**Exercise details**
Entries follow. Set all of them down as they stand.

**Figure contents as structured data**
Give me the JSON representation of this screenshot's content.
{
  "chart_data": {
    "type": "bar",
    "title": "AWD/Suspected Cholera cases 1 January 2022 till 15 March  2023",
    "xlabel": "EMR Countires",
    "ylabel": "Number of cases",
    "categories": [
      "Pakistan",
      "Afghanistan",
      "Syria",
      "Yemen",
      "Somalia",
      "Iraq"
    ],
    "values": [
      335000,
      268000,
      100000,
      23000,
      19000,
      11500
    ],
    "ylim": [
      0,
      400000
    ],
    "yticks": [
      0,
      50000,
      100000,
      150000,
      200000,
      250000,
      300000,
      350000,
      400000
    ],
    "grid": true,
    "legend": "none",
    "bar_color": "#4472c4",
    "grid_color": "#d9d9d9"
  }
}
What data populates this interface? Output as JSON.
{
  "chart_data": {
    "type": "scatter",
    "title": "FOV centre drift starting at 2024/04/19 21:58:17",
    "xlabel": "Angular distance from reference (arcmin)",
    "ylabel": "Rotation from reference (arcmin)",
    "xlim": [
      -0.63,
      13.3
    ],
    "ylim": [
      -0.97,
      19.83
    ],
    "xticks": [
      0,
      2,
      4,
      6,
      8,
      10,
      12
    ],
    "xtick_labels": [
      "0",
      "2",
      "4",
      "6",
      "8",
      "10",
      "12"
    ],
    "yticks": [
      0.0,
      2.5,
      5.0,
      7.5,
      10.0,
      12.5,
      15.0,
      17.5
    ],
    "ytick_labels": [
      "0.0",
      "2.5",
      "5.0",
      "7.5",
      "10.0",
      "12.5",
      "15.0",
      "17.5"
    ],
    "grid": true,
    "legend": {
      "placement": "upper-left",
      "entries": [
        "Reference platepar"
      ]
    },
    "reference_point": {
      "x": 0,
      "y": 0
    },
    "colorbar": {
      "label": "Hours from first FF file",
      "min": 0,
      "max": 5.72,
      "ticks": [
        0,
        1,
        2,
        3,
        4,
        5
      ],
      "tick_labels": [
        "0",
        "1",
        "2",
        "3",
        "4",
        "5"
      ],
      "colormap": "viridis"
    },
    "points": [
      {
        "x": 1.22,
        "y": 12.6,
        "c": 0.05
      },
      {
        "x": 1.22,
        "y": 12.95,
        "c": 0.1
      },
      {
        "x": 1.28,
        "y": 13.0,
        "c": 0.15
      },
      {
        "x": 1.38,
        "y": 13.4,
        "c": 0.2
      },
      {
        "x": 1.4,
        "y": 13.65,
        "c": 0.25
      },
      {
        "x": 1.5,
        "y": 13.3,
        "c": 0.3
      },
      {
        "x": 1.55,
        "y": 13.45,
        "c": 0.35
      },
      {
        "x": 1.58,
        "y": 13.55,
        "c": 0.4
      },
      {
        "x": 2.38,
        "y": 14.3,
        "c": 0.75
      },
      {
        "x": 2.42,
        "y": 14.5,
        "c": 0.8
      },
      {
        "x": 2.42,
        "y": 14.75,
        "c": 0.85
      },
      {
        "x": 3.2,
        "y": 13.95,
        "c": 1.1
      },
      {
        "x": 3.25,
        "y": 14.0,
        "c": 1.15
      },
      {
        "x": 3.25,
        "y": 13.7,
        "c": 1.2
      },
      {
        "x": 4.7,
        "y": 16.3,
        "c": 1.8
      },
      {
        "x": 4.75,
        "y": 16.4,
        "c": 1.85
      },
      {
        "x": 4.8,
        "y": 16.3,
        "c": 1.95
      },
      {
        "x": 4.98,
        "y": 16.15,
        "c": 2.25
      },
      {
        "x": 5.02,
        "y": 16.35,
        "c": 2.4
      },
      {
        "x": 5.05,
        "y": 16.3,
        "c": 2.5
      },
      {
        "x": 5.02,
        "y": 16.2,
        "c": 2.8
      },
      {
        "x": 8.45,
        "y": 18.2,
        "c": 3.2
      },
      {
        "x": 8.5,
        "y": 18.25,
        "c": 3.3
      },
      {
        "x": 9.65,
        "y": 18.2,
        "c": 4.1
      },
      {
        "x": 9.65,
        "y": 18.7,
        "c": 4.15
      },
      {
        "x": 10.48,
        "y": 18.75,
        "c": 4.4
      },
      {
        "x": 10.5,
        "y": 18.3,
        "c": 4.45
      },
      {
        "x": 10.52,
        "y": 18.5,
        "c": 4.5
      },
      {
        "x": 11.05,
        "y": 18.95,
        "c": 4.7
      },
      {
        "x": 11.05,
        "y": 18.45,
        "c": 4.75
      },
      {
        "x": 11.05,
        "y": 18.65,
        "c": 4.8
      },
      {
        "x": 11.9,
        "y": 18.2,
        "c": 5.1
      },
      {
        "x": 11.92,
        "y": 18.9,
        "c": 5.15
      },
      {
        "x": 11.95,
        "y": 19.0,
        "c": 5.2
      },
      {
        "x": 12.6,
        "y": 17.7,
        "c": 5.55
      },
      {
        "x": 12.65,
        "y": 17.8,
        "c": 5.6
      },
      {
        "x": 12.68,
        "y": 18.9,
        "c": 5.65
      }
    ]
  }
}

**In response**
Give me the JSON representation of this screenshot's content.
{
  "chart_data": {
    "type": "bar",
    "title": "AWD/Suspected Cholera cases 1 January 2022 till 15 March  2023",
    "xlabel": "EMR Countires",
    "ylabel": "Number of cases",
    "categories": [
      "Pakistan",
      "Afghanistan",
      "Syria",
      "Yemen",
      "Somalia",
      "Iraq"
    ],
    "values": [
      335000,
      268000,
      100000,
      23000,
      19000,
      11500
    ],
    "ylim": [
      0,
      400000
    ],
    "yticks": [
      0,
      50000,
      100000,
      150000,
      200000,
      250000,
      300000,
      350000,
      400000
    ],
    "grid": true,
    "legend": "none",
    "bar_color": "#4472c4",
    "grid_color": "#d9d9d9"
  }
}
What data populates this interface? Output as JSON.
{
  "chart_data": {
    "type": "scatter",
    "title": "FOV centre drift starting at 2024/04/19 21:58:17",
    "xlabel": "Angular distance from reference (arcmin)",
    "ylabel": "Rotation from reference (arcmin)",
    "xlim": [
      -0.63,
      13.3
    ],
    "ylim": [
      -0.97,
      19.83
    ],
    "xticks": [
      0,
      2,
      4,
      6,
      8,
      10,
      12
    ],
    "xtick_labels": [
      "0",
      "2",
      "4",
      "6",
      "8",
      "10",
      "12"
    ],
    "yticks": [
      0.0,
      2.5,
      5.0,
      7.5,
      10.0,
      12.5,
      15.0,
      17.5
    ],
    "ytick_labels": [
      "0.0",
      "2.5",
      "5.0",
      "7.5",
      "10.0",
      "12.5",
      "15.0",
      "17.5"
    ],
    "grid": true,
    "legend": {
      "placement": "upper-left",
      "entries": [
        "Reference platepar"
      ]
    },
    "reference_point": {
      "x": 0,
      "y": 0
    },
    "colorbar": {
      "label": "Hours from first FF file",
      "min": 0,
      "max": 5.72,
      "ticks": [
        0,
        1,
        2,
        3,
        4,
        5
      ],
      "tick_labels": [
        "0",
        "1",
        "2",
        "3",
        "4",
        "5"
      ],
      "colormap": "viridis"
    },
    "points": [
      {
        "x": 1.22,
        "y": 12.6,
        "c": 0.05
      },
      {
        "x": 1.22,
        "y": 12.95,
        "c": 0.1
      },
      {
        "x": 1.28,
        "y": 13.0,
        "c": 0.15
      },
      {
        "x": 1.38,
        "y": 13.4,
        "c": 0.2
      },
      {
        "x": 1.4,
        "y": 13.65,
        "c": 0.25
      },
      {
        "x": 1.5,
        "y": 13.3,
        "c": 0.3
      },
      {
        "x": 1.55,
        "y": 13.45,
        "c": 0.35
      },
      {
        "x": 1.58,
        "y": 13.55,
        "c": 0.4
      },
      {
        "x": 2.38,
        "y": 14.3,
        "c": 0.75
      },
      {
        "x": 2.42,
        "y": 14.5,
        "c": 0.8
      },
      {
        "x": 2.42,
        "y": 14.75,
        "c": 0.85
      },
      {
        "x": 3.2,
        "y": 13.95,
        "c": 1.1
      },
      {
        "x": 3.25,
        "y": 14.0,
        "c": 1.15
      },
      {
        "x": 3.25,
        "y": 13.7,
        "c": 1.2
      },
      {
        "x": 4.7,
        "y": 16.3,
        "c": 1.8
      },
      {
        "x": 4.75,
        "y": 16.4,
        "c": 1.85
      },
      {
        "x": 4.8,
        "y": 16.3,
        "c": 1.95
      },
      {
        "x": 4.98,
        "y": 16.15,
        "c": 2.25
      },
      {
        "x": 5.02,
        "y": 16.35,
        "c": 2.4
      },
      {
        "x": 5.05,
        "y": 16.3,
        "c": 2.5
      },
      {
        "x": 5.02,
        "y": 16.2,
        "c": 2.8
      },
      {
        "x": 8.45,
        "y": 18.2,
        "c": 3.2
      },
      {
        "x": 8.5,
        "y": 18.25,
        "c": 3.3
      },
      {
        "x": 9.65,
        "y": 18.2,
        "c": 4.1
      },
      {
        "x": 9.65,
        "y": 18.7,
        "c": 4.15
      },
      {
        "x": 10.48,
        "y": 18.75,
        "c": 4.4
      },
      {
        "x": 10.5,
        "y": 18.3,
        "c": 4.45
      },
      {
        "x": 10.52,
        "y": 18.5,
        "c": 4.5
      },
      {
        "x": 11.05,
        "y": 18.95,
        "c": 4.7
      },
      {
        "x": 11.05,
        "y": 18.45,
        "c": 4.75
      },
      {
        "x": 11.05,
        "y": 18.65,
        "c": 4.8
      },
      {
        "x": 11.9,
        "y": 18.2,
        "c": 5.1
      },
      {
        "x": 11.92,
        "y": 18.9,
        "c": 5.15
      },
      {
        "x": 11.95,
        "y": 19.0,
        "c": 5.2
      },
      {
        "x": 12.6,
        "y": 17.7,
        "c": 5.55
      },
      {
        "x": 12.65,
        "y": 17.8,
        "c": 5.6
      },
      {
        "x": 12.68,
        "y": 18.9,
        "c": 5.65
      }
    ]
  }
}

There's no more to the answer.